## Task statement
Reply with one number: the count of lines in the listing that contain the string "Industry".

## Data for this task
%%
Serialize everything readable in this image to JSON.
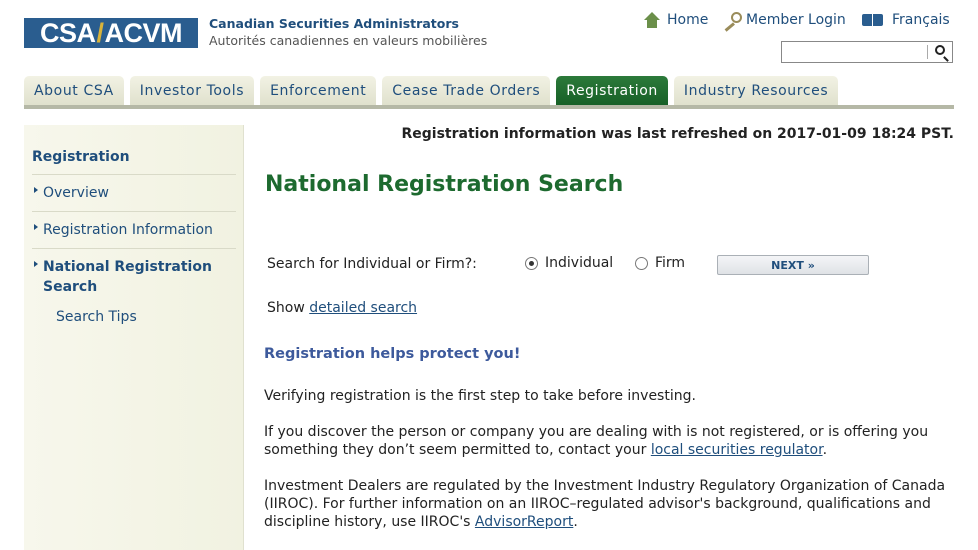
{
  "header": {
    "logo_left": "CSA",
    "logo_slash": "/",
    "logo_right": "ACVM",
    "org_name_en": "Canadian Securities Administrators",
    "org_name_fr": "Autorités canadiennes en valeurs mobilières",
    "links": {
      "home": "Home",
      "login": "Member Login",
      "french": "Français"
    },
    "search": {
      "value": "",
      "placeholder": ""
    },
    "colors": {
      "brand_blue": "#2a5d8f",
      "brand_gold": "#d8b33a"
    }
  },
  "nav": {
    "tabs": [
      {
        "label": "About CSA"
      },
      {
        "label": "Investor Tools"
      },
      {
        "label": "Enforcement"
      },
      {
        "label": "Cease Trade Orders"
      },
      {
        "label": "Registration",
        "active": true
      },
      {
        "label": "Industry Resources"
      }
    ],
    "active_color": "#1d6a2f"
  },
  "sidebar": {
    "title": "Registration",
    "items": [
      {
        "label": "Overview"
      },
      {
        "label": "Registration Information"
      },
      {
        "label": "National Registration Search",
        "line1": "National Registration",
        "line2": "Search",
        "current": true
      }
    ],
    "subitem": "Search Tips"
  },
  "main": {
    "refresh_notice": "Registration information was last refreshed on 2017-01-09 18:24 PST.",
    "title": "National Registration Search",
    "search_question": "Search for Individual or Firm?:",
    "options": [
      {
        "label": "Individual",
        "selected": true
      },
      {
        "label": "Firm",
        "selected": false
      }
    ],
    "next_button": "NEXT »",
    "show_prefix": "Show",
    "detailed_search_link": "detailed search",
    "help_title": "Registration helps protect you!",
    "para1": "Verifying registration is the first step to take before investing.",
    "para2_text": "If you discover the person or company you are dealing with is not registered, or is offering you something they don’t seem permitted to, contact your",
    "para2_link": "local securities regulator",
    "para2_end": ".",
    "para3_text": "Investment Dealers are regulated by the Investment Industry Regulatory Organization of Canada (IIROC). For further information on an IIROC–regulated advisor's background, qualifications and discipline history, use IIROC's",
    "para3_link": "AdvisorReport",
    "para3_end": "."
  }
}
%%
%%
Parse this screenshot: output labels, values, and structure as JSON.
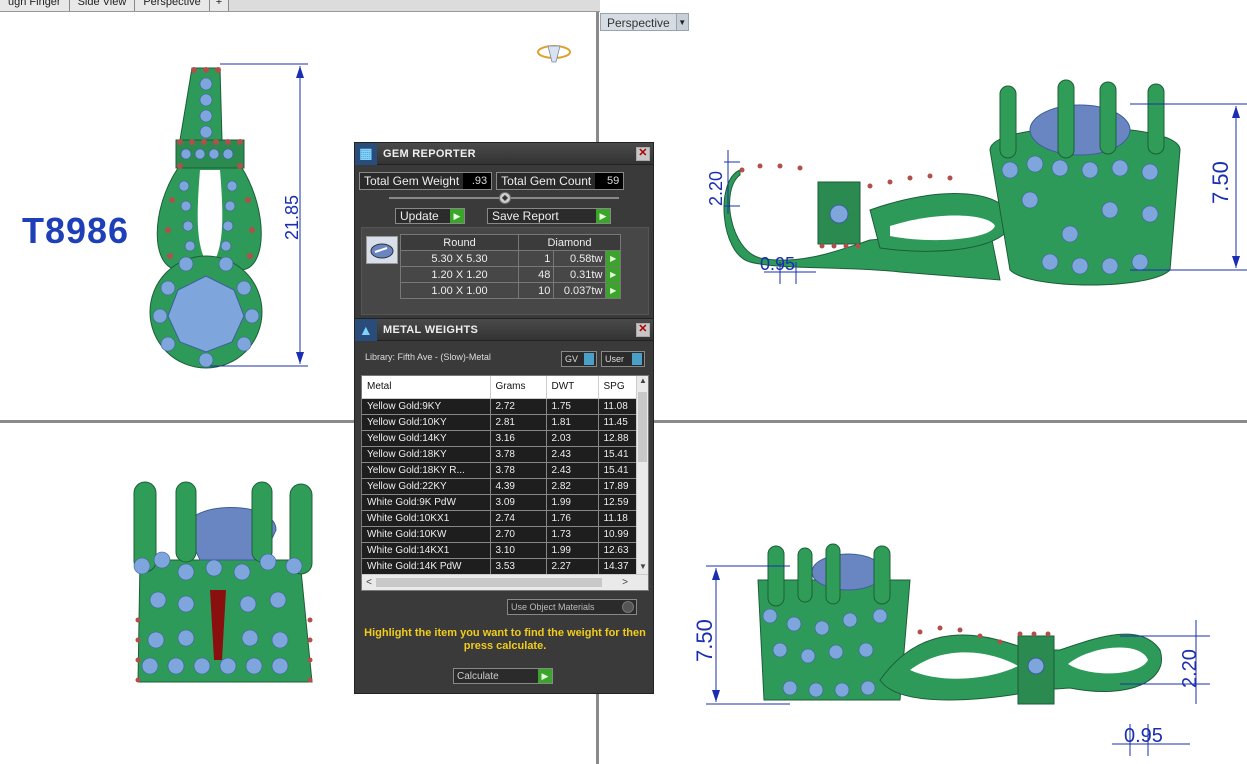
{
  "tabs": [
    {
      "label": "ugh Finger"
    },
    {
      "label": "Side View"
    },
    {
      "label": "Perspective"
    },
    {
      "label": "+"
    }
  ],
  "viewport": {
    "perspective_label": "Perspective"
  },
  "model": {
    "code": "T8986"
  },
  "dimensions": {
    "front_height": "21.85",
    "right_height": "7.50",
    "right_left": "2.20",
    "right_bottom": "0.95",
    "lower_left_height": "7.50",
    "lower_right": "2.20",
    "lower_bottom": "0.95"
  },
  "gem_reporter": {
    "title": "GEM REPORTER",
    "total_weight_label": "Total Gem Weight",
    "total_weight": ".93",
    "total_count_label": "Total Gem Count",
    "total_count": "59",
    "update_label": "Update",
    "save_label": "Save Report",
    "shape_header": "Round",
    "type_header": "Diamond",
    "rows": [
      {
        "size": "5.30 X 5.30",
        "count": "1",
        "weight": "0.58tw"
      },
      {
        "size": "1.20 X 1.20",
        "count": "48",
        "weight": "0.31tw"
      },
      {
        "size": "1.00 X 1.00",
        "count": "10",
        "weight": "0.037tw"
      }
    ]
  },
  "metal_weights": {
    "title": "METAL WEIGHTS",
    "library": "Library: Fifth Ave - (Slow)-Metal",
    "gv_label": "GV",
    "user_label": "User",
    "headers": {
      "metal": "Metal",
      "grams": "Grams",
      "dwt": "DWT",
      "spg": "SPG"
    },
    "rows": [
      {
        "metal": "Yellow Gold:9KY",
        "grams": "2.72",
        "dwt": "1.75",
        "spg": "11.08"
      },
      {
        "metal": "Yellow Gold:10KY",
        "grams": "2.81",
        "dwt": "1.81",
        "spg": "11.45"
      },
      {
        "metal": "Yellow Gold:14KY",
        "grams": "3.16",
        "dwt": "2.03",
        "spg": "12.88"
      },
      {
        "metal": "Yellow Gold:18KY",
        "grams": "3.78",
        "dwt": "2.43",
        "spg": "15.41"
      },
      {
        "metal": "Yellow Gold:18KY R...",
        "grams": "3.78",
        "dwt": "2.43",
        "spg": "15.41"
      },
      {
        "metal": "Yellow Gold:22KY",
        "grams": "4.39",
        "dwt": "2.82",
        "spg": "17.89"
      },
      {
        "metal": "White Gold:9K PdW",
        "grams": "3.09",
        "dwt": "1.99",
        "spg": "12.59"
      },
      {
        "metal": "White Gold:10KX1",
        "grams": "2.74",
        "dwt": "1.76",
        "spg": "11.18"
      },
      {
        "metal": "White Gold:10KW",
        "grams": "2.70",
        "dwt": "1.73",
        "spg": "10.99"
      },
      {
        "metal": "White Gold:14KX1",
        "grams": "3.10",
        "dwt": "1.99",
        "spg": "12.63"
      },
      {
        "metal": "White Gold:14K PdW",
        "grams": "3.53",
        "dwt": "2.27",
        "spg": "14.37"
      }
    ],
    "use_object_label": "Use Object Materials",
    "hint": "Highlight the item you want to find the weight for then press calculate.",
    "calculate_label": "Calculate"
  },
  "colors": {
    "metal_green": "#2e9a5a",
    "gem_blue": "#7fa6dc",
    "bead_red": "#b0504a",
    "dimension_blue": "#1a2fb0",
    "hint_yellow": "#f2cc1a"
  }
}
%%
%%
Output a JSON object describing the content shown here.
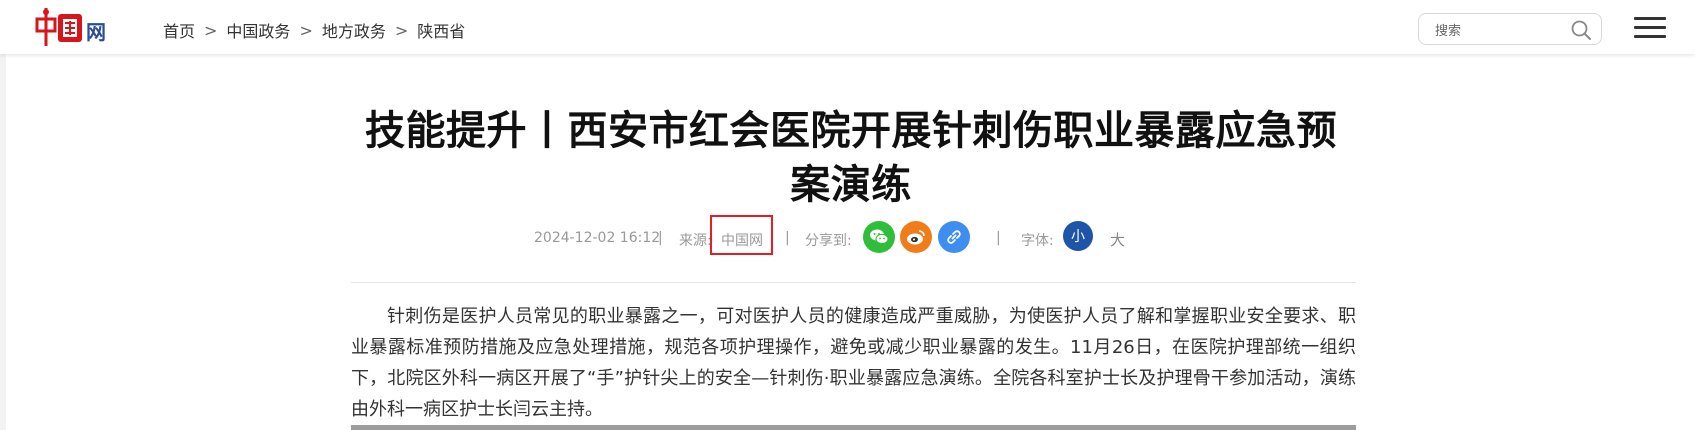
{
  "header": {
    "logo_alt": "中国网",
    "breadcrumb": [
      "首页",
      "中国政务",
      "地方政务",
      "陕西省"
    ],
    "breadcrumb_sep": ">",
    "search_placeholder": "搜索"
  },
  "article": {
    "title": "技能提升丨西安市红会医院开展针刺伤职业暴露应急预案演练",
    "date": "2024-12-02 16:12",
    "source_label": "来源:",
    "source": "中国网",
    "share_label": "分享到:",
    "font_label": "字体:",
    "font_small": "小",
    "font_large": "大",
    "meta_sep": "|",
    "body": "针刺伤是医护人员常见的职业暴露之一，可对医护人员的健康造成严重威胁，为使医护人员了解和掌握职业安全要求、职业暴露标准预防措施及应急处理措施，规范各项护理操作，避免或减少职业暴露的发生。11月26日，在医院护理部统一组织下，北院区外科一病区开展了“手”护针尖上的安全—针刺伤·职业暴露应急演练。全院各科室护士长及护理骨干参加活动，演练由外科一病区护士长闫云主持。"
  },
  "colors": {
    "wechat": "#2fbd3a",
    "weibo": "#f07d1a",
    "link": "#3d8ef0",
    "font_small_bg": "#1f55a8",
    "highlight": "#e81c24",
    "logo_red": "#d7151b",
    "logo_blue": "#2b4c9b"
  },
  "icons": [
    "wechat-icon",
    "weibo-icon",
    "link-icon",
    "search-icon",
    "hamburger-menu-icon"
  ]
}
%%
## Result of the task
2